_Task prompt:_ In the material below, the lines containing the word "browse" are required; copy each of them.

_Input material:_
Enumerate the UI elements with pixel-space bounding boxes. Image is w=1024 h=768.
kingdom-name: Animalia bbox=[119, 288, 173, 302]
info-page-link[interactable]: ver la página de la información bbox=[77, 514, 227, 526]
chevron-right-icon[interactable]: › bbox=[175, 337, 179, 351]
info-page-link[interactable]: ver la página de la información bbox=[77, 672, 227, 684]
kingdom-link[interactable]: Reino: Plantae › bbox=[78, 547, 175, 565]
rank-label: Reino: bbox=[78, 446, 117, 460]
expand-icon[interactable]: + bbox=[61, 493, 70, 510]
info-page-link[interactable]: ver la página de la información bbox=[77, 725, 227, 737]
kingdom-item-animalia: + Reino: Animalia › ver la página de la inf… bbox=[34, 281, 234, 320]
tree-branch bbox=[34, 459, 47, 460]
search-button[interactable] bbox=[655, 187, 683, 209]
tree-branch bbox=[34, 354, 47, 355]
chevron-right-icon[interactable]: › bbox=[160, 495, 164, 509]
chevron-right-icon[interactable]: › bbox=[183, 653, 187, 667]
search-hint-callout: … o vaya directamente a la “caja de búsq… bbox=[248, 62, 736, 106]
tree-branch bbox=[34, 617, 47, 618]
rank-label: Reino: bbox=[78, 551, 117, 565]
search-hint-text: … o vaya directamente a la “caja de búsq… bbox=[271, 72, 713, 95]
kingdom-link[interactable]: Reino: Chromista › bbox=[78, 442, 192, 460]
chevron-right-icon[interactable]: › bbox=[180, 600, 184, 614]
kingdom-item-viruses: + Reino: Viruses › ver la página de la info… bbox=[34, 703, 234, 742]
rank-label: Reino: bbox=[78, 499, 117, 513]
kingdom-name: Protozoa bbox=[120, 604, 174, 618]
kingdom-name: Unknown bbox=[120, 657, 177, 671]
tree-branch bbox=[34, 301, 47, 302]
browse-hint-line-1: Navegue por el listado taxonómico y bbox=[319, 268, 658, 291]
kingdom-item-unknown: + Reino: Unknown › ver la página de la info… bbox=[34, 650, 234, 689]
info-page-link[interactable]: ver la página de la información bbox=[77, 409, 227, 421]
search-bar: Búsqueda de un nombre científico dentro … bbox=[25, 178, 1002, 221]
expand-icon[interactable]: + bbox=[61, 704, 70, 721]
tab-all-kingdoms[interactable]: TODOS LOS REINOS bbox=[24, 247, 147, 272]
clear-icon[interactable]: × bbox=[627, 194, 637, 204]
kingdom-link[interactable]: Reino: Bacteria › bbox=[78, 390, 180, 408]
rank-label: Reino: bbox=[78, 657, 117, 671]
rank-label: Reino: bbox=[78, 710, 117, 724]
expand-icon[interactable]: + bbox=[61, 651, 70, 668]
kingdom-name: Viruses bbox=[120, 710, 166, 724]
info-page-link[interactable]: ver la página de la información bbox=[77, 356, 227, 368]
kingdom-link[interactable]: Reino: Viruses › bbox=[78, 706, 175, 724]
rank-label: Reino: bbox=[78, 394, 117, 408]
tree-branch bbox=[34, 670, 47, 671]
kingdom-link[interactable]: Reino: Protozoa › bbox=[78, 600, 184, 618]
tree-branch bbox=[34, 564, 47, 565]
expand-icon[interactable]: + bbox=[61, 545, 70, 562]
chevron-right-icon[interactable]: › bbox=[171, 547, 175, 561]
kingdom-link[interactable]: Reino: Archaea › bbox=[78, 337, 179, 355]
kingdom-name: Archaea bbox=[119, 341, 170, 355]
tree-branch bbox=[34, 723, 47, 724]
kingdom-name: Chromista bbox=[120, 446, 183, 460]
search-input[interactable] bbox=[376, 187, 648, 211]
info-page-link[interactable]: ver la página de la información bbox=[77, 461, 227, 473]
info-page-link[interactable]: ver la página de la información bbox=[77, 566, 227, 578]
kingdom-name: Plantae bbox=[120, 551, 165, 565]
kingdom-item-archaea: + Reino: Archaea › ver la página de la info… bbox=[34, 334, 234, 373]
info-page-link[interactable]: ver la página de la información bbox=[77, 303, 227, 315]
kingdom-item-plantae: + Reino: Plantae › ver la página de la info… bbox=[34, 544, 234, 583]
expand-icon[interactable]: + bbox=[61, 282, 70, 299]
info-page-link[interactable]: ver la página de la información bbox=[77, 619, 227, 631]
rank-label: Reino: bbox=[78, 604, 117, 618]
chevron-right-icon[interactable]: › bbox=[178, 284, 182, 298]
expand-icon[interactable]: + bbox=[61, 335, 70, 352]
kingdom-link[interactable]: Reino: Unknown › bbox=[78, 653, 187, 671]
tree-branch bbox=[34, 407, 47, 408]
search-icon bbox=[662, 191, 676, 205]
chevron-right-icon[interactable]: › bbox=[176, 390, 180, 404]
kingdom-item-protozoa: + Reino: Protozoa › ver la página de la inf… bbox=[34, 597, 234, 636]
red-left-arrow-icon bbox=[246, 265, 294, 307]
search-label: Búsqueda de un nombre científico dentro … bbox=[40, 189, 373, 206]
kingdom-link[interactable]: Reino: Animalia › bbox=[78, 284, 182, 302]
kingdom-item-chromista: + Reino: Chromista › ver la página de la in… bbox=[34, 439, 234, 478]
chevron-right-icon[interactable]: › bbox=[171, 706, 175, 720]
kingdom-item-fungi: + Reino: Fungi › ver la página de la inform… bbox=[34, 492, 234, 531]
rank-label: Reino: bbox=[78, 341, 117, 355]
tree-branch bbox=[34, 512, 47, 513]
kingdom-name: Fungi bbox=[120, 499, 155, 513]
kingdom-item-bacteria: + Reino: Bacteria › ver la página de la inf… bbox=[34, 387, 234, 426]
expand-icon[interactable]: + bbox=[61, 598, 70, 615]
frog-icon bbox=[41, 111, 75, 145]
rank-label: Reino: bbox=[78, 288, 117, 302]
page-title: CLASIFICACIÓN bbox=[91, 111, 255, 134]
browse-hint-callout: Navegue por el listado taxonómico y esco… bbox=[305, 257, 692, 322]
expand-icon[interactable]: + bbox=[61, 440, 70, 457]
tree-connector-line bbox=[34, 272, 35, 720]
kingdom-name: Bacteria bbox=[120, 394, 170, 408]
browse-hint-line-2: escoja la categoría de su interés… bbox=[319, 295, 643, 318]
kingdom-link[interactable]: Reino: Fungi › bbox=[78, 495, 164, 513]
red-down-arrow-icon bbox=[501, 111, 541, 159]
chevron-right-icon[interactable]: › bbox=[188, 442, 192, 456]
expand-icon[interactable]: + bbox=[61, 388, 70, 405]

_Solution for this exercise:_
browse-hint-line-1: Navegue por el listado taxonómico y bbox=[319, 268, 658, 291]
browse-hint-callout: Navegue por el listado taxonómico y esco… bbox=[305, 257, 692, 322]
browse-hint-line-2: escoja la categoría de su interés… bbox=[319, 295, 643, 318]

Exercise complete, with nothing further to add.